- Entries with figure data
** START **
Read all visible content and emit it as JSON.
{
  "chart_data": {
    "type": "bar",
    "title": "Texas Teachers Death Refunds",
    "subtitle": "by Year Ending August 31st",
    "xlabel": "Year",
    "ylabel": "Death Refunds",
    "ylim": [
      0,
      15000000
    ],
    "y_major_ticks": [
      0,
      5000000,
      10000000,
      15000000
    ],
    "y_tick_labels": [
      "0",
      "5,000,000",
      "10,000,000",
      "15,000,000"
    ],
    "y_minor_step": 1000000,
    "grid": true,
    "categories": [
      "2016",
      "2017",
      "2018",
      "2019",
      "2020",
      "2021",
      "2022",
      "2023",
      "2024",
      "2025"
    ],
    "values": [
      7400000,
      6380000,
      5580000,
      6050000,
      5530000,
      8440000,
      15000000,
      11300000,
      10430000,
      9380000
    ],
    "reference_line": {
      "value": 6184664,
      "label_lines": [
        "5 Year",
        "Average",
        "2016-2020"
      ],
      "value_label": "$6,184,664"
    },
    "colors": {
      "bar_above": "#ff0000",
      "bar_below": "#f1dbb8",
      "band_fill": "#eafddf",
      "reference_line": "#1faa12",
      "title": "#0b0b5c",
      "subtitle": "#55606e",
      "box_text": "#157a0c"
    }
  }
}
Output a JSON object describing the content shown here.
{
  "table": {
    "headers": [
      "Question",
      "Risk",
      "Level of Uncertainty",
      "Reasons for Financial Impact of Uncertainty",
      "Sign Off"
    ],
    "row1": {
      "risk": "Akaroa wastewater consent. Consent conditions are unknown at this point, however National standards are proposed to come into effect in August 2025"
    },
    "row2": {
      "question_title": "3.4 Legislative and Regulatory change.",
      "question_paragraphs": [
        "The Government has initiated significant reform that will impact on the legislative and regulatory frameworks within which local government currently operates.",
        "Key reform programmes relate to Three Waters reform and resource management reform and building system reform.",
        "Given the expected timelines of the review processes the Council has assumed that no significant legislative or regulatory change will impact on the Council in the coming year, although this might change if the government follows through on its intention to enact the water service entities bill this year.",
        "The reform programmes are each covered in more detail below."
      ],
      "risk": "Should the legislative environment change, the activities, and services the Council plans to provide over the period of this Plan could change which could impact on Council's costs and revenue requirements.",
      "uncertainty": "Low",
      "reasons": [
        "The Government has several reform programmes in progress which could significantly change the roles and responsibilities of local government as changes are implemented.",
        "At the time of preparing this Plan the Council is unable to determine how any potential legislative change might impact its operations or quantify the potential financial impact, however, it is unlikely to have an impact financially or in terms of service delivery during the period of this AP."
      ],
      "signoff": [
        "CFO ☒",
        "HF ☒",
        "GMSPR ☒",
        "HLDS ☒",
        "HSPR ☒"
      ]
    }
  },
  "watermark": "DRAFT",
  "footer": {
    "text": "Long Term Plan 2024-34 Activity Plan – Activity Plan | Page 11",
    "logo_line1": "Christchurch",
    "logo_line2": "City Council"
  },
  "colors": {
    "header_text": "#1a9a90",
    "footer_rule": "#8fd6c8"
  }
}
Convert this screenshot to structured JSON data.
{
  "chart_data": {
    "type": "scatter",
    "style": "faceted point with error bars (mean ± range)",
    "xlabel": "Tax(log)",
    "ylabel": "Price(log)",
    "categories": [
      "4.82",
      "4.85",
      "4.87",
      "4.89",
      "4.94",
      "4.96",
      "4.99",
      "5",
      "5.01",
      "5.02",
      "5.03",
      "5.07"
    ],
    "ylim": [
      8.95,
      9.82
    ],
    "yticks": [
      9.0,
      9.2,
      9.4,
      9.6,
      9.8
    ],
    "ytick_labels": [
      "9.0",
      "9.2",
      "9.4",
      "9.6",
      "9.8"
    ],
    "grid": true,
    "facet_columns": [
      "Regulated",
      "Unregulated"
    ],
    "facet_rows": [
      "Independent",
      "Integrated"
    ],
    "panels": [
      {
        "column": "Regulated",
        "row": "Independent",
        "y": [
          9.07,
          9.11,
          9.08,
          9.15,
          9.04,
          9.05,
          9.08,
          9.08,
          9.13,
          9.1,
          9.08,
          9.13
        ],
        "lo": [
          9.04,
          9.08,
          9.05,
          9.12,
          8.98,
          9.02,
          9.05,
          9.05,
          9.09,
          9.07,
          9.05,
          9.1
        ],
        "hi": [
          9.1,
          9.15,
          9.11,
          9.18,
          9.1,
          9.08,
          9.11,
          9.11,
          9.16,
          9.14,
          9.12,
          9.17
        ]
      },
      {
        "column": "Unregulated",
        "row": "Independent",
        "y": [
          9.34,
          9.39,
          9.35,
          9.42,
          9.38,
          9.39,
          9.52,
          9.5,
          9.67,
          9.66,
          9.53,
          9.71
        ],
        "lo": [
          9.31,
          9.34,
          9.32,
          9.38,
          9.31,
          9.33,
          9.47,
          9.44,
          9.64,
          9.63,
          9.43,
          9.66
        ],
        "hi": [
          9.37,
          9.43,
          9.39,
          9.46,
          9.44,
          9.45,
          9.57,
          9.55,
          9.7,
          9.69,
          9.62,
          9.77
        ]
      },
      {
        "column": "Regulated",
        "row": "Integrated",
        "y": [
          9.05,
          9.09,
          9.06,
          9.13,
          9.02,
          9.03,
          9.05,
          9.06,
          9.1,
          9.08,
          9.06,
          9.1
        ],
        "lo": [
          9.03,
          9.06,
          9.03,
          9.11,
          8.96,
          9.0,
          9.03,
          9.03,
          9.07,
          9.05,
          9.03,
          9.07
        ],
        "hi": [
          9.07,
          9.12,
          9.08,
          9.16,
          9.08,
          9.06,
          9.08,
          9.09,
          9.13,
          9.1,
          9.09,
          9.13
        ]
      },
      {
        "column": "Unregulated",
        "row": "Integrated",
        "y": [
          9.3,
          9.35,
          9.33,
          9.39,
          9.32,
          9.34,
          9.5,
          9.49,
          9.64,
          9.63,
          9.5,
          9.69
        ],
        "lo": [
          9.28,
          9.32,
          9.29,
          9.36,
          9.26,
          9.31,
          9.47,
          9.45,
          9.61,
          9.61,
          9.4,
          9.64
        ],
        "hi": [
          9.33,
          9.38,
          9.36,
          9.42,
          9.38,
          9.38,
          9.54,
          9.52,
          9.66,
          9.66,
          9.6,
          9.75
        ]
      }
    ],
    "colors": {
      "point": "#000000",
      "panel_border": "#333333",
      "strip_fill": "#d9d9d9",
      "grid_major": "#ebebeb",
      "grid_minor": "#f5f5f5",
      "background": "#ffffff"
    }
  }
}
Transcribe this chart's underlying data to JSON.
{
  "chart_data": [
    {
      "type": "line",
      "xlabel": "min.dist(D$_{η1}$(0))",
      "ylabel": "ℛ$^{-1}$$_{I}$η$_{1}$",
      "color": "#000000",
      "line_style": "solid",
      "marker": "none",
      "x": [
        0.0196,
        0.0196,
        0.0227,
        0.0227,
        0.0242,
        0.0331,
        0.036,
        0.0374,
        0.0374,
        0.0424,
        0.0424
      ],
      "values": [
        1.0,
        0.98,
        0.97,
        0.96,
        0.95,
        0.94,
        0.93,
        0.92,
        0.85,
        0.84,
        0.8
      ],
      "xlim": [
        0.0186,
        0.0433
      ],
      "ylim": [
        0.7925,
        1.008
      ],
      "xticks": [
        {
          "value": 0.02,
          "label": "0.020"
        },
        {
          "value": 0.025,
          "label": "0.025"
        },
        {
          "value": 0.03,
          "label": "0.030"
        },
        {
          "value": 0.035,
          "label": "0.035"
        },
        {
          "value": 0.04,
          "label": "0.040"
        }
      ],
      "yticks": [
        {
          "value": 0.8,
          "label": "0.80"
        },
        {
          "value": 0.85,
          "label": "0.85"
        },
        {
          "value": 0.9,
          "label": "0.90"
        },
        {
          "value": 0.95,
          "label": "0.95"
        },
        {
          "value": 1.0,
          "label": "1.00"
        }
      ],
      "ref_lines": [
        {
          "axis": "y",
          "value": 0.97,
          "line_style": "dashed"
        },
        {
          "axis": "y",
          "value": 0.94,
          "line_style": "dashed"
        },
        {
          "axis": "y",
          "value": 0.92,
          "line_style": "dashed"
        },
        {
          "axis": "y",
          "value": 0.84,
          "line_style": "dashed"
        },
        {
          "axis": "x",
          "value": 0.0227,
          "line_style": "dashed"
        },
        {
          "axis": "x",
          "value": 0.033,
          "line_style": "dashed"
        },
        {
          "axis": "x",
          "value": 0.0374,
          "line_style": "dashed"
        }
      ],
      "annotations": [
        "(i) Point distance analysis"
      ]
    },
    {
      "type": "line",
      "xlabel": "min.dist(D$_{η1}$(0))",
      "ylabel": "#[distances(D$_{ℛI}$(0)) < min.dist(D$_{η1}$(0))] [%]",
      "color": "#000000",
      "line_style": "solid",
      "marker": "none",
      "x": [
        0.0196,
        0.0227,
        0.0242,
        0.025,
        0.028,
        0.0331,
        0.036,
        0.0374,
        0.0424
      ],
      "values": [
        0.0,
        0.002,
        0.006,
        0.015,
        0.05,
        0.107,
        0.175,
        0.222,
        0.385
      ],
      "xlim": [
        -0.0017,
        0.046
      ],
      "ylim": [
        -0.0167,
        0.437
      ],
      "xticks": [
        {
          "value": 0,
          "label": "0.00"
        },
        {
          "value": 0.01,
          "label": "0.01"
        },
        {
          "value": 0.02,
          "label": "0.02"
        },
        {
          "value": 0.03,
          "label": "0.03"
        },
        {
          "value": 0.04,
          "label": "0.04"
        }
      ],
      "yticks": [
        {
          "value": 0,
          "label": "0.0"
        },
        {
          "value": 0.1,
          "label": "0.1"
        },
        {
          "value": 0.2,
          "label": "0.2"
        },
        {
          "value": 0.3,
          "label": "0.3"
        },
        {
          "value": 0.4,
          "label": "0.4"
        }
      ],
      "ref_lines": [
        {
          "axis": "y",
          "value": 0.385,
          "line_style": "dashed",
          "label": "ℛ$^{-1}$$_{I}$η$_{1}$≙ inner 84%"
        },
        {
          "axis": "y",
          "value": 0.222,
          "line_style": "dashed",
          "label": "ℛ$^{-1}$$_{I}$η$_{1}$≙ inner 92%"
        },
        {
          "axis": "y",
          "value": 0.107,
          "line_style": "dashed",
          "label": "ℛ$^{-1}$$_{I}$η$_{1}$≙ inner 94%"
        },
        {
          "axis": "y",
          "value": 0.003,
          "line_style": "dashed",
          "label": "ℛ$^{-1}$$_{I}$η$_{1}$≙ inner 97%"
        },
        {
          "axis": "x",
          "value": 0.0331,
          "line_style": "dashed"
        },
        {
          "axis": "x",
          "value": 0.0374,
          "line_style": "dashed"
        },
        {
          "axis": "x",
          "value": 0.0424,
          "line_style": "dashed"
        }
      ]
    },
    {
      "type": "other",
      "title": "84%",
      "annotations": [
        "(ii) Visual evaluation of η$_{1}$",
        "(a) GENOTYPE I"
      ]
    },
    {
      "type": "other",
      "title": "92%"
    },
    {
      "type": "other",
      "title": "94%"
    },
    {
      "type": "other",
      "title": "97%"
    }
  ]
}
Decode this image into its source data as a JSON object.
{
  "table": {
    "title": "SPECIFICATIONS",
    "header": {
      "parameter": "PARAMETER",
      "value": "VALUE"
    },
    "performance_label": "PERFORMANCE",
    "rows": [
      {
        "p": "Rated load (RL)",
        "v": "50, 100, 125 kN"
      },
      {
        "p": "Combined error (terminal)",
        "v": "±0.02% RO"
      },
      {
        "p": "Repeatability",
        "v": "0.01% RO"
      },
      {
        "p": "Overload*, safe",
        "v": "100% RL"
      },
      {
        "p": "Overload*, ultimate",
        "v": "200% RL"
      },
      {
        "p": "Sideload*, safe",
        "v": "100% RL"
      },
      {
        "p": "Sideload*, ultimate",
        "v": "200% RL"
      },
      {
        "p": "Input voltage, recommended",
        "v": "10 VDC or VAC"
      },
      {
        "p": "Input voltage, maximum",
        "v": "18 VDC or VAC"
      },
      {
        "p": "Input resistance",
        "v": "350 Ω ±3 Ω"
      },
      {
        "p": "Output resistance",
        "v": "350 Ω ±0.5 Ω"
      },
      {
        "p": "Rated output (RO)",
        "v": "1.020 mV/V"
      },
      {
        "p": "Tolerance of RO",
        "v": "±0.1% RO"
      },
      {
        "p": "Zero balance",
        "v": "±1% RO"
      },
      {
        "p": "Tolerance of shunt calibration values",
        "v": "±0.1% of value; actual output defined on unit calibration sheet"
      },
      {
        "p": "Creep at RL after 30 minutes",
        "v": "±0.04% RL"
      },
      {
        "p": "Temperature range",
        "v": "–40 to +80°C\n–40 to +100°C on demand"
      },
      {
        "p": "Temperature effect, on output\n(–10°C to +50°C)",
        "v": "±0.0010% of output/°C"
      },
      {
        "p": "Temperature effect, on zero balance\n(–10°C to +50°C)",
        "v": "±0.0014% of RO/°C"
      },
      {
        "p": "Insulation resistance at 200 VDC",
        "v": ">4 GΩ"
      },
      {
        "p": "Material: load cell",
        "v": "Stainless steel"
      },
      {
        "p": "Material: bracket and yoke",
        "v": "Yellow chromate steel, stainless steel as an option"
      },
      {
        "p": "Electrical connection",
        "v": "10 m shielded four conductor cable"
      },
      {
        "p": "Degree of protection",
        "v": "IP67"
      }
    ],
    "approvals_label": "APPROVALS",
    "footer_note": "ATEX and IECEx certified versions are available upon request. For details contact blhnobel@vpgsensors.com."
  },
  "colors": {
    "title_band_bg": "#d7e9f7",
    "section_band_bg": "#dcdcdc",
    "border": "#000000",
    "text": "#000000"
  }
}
** END **
- TASK TO CARRY OUT
Take every line from the data that contains the word "Council".

- EXERCISE ANSWER
        "Given the expected timelines of the review processes the Council has assumed that no significant legislative or regulatory change will impact on the Council in the coming year, although this might change if the government follows through on its intention to enact the water service entities bill this year.",
      "risk": "Should the legislative environment change, the activities, and services the Council plans to provide over the period of this Plan could change which could impact on Council's costs and revenue requirements.",
        "At the time of preparing this Plan the Council is unable to determine how any potential legislative change might impact its operations or quantify the potential financial impact, however, it is unlikely to have an impact financially or in terms of service delivery during the period of this AP."
    "logo_line2": "City Council"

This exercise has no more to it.